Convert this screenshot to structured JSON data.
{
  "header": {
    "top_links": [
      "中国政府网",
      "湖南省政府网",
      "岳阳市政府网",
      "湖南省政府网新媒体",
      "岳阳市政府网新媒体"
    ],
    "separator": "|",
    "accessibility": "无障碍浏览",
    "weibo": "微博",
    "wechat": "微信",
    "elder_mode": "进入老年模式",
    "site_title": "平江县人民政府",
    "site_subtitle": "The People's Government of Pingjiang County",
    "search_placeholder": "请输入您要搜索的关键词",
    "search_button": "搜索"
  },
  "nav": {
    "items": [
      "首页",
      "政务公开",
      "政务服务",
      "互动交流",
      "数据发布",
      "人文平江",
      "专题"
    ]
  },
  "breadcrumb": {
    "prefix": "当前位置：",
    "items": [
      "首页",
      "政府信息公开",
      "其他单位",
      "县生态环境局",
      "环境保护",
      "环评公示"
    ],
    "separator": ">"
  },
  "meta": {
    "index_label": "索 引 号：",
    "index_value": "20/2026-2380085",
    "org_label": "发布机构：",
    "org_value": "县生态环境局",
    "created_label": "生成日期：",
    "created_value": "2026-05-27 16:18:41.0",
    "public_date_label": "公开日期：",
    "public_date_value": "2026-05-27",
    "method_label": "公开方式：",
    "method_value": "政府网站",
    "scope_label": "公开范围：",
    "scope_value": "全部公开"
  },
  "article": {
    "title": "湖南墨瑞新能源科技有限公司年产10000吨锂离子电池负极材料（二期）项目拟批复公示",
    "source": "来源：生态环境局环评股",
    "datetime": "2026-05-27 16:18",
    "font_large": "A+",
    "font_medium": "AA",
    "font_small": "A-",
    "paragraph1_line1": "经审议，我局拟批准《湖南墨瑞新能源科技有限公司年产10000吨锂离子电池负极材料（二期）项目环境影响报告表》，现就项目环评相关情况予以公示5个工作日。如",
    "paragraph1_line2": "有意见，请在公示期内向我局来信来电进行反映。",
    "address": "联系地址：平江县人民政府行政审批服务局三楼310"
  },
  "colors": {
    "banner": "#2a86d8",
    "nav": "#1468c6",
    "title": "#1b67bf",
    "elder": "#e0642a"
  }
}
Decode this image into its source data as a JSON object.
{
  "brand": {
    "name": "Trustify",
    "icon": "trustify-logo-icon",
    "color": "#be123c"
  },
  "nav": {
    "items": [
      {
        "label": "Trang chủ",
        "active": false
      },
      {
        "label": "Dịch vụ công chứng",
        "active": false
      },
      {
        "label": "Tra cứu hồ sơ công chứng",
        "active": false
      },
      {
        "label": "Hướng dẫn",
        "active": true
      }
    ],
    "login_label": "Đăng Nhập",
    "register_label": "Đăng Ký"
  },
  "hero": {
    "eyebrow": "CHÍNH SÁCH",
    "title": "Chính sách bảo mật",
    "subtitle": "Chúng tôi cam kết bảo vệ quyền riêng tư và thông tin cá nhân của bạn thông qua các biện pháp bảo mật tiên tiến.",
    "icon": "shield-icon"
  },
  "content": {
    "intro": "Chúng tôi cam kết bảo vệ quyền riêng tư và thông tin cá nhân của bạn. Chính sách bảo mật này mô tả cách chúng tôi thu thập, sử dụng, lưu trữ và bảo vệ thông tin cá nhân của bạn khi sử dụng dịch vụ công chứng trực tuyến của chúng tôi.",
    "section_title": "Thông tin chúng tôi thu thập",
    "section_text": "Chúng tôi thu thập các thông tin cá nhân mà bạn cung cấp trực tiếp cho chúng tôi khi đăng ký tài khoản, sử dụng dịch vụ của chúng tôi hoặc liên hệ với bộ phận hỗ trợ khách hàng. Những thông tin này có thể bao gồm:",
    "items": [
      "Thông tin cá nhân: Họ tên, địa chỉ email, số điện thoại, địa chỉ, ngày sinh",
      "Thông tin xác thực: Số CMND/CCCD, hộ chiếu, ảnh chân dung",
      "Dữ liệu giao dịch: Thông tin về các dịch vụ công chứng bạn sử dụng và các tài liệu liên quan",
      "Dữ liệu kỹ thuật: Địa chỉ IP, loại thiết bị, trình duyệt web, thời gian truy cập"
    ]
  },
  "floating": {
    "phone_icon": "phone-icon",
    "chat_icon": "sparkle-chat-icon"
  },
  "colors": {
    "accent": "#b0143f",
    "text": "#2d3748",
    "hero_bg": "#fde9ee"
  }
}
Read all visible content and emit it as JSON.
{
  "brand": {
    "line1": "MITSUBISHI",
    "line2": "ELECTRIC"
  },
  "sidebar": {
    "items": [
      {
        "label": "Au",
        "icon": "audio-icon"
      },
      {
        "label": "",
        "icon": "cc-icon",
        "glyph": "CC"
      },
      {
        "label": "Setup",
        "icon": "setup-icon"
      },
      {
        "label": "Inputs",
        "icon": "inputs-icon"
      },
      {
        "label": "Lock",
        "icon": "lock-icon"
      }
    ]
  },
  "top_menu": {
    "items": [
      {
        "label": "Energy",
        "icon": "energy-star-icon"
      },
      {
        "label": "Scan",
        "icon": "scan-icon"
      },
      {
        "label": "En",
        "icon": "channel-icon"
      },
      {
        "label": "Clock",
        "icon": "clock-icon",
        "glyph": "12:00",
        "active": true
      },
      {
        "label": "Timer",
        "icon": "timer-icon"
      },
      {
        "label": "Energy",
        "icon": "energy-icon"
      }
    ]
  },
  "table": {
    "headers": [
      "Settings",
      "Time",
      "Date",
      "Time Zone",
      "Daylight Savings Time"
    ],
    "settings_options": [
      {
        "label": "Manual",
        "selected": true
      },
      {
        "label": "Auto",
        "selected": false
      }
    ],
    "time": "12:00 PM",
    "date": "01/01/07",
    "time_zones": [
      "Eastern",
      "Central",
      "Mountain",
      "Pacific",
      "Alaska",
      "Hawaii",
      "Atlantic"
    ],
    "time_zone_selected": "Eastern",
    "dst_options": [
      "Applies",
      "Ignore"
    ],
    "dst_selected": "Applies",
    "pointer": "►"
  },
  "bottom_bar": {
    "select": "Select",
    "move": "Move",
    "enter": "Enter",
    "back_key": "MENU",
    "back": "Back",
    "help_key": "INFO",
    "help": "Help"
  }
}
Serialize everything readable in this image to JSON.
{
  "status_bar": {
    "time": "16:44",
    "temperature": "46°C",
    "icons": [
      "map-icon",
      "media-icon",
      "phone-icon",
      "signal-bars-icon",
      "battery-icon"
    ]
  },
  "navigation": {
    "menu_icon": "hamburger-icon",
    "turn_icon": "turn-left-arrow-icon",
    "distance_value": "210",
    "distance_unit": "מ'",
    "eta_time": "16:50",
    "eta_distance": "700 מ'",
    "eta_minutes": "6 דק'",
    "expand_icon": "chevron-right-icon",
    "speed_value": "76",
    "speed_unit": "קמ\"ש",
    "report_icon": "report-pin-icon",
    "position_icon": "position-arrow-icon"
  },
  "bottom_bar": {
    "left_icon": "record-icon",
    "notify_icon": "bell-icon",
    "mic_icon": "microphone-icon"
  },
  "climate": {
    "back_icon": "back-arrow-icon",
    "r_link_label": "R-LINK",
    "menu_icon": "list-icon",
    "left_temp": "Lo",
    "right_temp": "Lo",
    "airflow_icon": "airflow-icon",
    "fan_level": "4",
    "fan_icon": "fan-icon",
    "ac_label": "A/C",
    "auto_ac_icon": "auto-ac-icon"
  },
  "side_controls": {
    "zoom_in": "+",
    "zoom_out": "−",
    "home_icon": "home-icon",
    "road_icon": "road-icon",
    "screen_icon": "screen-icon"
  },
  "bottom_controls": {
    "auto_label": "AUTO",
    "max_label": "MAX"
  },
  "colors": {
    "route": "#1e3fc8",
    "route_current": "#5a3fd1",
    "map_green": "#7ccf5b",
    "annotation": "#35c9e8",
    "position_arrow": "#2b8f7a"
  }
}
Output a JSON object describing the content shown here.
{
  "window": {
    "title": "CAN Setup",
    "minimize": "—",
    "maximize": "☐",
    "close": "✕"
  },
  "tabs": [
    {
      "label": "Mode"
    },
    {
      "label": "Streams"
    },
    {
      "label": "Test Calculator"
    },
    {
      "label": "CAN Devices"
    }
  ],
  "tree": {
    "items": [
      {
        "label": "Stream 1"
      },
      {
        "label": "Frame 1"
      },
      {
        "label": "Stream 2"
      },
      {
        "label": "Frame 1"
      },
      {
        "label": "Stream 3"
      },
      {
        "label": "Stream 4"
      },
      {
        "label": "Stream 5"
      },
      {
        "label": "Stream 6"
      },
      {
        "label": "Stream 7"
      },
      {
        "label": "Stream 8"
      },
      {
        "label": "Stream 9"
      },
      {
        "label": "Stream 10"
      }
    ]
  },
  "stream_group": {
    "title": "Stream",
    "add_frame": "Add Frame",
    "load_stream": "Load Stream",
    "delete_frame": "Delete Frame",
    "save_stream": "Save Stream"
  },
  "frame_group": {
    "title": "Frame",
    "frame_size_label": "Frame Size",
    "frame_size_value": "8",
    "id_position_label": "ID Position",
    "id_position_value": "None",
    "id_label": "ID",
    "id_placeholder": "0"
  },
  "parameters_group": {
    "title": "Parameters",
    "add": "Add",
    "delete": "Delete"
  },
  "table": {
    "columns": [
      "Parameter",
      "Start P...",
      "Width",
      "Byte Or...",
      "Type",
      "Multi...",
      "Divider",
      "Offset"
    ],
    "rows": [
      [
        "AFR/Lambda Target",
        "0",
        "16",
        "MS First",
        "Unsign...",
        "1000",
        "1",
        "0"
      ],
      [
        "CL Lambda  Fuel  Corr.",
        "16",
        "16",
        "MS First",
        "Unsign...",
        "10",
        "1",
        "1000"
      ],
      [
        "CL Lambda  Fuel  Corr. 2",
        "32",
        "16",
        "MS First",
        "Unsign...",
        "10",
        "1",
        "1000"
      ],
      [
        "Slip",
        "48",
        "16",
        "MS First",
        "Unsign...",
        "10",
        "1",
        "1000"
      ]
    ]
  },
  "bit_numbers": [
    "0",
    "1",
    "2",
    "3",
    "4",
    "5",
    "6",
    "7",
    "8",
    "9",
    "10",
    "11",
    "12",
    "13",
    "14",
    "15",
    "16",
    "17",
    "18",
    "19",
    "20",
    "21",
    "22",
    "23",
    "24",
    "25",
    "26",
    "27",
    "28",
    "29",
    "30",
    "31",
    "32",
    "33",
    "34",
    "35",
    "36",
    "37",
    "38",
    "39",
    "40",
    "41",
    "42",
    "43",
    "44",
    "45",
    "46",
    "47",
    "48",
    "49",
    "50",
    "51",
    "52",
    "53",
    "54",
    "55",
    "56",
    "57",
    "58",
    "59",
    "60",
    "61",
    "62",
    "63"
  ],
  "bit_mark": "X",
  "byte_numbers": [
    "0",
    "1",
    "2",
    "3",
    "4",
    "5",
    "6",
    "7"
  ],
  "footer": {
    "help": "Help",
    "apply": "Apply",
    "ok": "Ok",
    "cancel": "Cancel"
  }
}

-.-.-

**What is required**. List all lines where "Fuel" occurs.

**Answer to the task**.
        "CL Lambda  Fuel  Corr.",
        "CL Lambda  Fuel  Corr. 2",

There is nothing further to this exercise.